[Excerpts from a figure dataset]
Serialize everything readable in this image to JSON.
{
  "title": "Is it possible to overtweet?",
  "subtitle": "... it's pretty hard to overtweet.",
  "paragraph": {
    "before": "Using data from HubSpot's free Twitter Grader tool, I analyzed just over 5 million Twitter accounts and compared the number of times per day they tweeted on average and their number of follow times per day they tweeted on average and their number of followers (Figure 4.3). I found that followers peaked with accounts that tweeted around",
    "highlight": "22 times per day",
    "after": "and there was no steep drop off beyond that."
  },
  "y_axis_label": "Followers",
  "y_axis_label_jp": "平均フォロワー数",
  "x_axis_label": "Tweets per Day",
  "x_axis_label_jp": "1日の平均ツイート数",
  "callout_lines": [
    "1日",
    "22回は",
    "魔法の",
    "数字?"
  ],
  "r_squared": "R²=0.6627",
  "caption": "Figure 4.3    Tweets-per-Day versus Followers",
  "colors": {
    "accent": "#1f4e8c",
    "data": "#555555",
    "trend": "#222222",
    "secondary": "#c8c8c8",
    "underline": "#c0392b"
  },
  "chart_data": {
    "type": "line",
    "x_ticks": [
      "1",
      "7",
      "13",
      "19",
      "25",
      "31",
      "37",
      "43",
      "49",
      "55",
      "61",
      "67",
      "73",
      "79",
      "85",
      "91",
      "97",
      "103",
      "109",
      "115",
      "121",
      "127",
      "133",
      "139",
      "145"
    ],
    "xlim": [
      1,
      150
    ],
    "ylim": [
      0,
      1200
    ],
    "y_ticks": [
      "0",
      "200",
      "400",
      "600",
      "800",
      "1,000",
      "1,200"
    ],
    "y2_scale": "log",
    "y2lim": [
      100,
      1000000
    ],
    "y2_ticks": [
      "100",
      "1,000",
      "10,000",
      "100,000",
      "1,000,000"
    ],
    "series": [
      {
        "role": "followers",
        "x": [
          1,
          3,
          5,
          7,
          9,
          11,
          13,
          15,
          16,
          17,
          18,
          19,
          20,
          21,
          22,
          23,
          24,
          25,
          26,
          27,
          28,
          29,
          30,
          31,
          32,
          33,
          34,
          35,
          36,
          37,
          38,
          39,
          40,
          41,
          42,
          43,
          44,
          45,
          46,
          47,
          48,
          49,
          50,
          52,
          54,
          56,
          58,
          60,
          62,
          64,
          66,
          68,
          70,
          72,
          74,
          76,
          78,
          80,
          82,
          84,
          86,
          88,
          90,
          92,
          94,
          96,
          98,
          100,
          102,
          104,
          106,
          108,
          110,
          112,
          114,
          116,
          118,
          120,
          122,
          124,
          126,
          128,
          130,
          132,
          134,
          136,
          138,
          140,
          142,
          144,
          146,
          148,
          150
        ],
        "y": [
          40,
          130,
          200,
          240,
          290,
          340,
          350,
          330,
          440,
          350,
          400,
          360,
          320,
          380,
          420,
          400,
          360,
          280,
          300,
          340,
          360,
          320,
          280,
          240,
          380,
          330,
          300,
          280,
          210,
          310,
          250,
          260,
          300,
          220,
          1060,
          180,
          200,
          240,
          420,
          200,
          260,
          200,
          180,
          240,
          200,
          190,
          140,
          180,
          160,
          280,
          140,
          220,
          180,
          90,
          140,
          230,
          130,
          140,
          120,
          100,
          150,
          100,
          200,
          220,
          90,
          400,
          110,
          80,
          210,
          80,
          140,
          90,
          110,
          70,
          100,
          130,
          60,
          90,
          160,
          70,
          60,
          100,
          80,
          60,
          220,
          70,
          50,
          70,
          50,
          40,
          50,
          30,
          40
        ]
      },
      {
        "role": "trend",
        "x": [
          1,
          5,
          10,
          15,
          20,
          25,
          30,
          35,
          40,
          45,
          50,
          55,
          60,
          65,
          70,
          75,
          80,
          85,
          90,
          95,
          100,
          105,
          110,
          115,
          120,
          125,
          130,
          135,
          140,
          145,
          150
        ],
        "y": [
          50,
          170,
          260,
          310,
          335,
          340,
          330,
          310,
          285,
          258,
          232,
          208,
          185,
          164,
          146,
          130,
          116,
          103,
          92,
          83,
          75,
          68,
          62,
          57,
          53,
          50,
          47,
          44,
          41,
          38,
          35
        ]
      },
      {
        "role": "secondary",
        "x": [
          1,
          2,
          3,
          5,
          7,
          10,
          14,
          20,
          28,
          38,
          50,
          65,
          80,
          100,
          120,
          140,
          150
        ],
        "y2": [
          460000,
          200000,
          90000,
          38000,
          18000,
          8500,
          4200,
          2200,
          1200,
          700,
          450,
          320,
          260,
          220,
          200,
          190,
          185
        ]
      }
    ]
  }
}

• Set task: Isolate the lines above that contain the word "overtweet" and copy them.

• Written answer:
  "title": "Is it possible to overtweet?",
  "subtitle": "... it's pretty hard to overtweet.",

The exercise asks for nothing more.